**Texte d'étude**.
# # # # #

(Washington) La Banque centrale américaine a pris acte du rebond « récent » de l’activité et de l’emploi grâce à l’accélération des vaccinations, dévoilant mercredi des prévisions économiques bien meilleures que prévu pour 2021.

Julie CHABANAS et Delphine TOUITOU
Agence France-Presse

Pas de quoi changer de cap en matière de politique monétaire néanmoins : la Fed a laissé mercredi ses taux inchangés, dans une fourchette comprise entre 0 et 0,25 %, soulignant que la première économie du monde était loin d’être remise de la pandémie de COVID-19.

Après une reprise économique poussive à l’automne et jusqu’en janvier en raison de la résurgence de la pandémie de COVID-19, la campagne de vaccination rapide a permis de faire refluer le nombre d’infections, permettant la réouverture de nombreux commerces.

Dans les mois qui viennent, un mini boom économique est attendu grâce au plan de 1900 milliards de dollars, adopté au Congrès et signé la semaine dernière par le président Joe Biden. Depuis le week-end, 90 millions de virements et chèques ont été envoyés aux ménages, pour un montant total de 242 milliards de dollars.

Aussi la puissante Réserve fédérale (Fed) table-t-elle désormais sur une croissance de 6,5 % du Produit intérieur brut cette année avant 3,3 % en 2022.  

En décembre, elle tablait sur une hausse du PIB de 4,2 % en 2021 et de 3,2 % en 2022, mais c’était avant l’accélération de la vaccination ainsi que de l’adoption des plans de relance.

Soutien « tant que nécessaire »

Plus d’un Américain sur dix est désormais vacciné contre la COVID-19, les comptes d’épargne sont remplis, et le printemps est presque là.

Bars, restaurants, cinémas rouvrent. Les avions devraient se remplir de nouveau. Quant aux usines, elles ont mis les bouchées doubles ces derniers mois pour se préparer à répondre à une demande accrue des clients avides de consommer après une année de privations.

Sur le front de l’emploi, la Fed table sur un taux de chômage de 4,5 % cette année (contre 5 % estimé précédemment) avant de baisser à 3,9 % l’an prochain.  

« Les indicateurs mesurant l’activité économique et l’emploi ont rebondi récemment, bien que les secteurs ayant été les plus touchés par la pandémie demeurent faibles », a commenté la Fed.

Jerome Powell s’est toutefois voulu prudent soulignant que le rythme de l’économie continue de dépendre de l’évolution du virus.

La Fed répète comme en décembre qu’elle reste « engagée à utiliser toute la palette d’outils à sa disposition pour soutenir l’économie en ces temps difficiles » et « aussi longtemps que nécessaire », a souligné Jerome Powell.

« L’économie est loin des objectifs en matière d’emploi et d’inflation, et il faudra probablement un certain temps pour que de nouveaux progrès substantiels soient réalisés », a-t-il ajouté.

# # # # #

**Enregistrements extraits**.
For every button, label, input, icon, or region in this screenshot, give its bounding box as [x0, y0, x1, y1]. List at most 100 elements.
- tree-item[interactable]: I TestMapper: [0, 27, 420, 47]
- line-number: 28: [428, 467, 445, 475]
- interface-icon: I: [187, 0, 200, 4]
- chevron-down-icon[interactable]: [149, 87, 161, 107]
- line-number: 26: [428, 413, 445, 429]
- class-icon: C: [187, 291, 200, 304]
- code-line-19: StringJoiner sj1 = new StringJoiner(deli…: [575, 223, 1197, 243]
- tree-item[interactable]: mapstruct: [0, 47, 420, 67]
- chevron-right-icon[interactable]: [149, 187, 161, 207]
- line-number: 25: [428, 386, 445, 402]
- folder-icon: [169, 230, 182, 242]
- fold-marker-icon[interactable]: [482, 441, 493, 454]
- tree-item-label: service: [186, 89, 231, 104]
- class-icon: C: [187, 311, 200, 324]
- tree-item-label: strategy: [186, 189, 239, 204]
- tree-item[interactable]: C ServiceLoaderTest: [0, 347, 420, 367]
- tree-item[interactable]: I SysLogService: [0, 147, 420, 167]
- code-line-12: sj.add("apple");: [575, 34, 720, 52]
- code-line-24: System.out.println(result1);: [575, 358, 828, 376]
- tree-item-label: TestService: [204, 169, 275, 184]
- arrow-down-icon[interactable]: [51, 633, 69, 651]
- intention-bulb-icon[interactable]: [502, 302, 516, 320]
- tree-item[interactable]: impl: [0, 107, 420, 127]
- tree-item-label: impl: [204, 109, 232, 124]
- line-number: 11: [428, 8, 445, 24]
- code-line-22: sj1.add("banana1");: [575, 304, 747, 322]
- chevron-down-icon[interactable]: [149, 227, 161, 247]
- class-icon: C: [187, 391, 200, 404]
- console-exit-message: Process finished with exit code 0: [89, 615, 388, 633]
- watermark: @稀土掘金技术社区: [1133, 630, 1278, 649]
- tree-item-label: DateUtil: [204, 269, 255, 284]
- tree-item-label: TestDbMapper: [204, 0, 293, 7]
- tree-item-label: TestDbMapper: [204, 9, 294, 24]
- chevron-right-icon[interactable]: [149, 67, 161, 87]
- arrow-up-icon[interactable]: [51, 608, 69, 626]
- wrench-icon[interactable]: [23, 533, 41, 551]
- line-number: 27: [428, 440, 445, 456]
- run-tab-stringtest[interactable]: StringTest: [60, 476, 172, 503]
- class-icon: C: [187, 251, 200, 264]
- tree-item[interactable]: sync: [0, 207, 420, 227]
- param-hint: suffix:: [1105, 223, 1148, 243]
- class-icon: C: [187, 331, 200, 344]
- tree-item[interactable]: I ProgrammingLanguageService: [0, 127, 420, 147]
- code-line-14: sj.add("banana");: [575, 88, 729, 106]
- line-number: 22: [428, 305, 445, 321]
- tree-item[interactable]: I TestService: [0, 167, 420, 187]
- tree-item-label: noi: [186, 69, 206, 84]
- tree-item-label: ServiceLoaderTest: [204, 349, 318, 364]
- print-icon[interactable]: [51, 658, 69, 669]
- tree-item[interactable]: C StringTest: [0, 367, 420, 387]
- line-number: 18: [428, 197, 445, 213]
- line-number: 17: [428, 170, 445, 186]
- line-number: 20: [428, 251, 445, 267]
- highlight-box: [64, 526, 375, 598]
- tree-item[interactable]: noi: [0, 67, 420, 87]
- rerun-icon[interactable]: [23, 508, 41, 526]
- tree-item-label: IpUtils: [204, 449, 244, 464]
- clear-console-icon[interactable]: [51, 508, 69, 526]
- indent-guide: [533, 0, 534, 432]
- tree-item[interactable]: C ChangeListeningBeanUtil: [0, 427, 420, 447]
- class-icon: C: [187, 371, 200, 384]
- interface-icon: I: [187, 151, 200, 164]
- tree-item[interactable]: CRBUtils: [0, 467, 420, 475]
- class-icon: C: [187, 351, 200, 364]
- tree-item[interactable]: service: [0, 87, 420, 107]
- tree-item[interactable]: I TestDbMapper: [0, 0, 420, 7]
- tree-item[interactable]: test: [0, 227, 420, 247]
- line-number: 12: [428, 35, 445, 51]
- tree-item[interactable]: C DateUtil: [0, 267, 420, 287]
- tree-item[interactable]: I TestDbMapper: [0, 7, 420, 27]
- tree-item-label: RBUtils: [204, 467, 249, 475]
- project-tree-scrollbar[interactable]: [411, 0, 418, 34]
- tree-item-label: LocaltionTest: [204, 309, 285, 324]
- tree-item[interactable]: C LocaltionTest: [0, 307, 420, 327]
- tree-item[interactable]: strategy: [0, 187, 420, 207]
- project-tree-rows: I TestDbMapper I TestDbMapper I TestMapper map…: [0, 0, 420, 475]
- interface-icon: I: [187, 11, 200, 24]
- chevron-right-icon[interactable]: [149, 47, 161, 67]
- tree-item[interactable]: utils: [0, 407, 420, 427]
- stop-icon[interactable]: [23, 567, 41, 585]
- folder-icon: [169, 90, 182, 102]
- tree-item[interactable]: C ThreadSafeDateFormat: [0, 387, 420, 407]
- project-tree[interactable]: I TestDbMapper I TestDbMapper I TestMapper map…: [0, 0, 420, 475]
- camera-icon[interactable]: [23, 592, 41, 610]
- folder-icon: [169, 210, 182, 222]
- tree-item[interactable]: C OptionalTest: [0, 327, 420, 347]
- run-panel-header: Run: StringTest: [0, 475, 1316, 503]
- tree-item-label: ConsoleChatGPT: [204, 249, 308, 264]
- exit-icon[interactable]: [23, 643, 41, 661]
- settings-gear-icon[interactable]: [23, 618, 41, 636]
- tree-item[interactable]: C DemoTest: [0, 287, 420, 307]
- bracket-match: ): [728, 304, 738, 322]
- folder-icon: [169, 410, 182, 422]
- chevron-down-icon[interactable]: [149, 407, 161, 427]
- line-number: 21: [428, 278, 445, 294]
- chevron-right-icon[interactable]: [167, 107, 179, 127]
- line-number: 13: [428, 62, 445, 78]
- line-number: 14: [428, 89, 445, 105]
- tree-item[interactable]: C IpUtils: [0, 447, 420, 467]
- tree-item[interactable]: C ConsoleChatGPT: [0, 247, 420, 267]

# # # # #

**Consigne**.
Extrayez de l'article sur la Réserve fédérale le passage qui débute aux mots « Pas de quoi » et s'achève après « de nombreux commerces. ». Recopiez-le sans rien y changer.

**Zone de réponse**.
Pas de quoi changer de cap en matière de politique monétaire néanmoins : la Fed a laissé mercredi ses taux inchangés, dans une fourchette comprise entre 0 et 0,25 %, soulignant que la première économie du monde était loin d’être remise de la pandémie de COVID-19.

Après une reprise économique poussive à l’automne et jusqu’en janvier en raison de la résurgence de la pandémie de COVID-19, la campagne de vaccination rapide a permis de faire refluer le nombre d’infections, permettant la réouverture de nombreux commerces.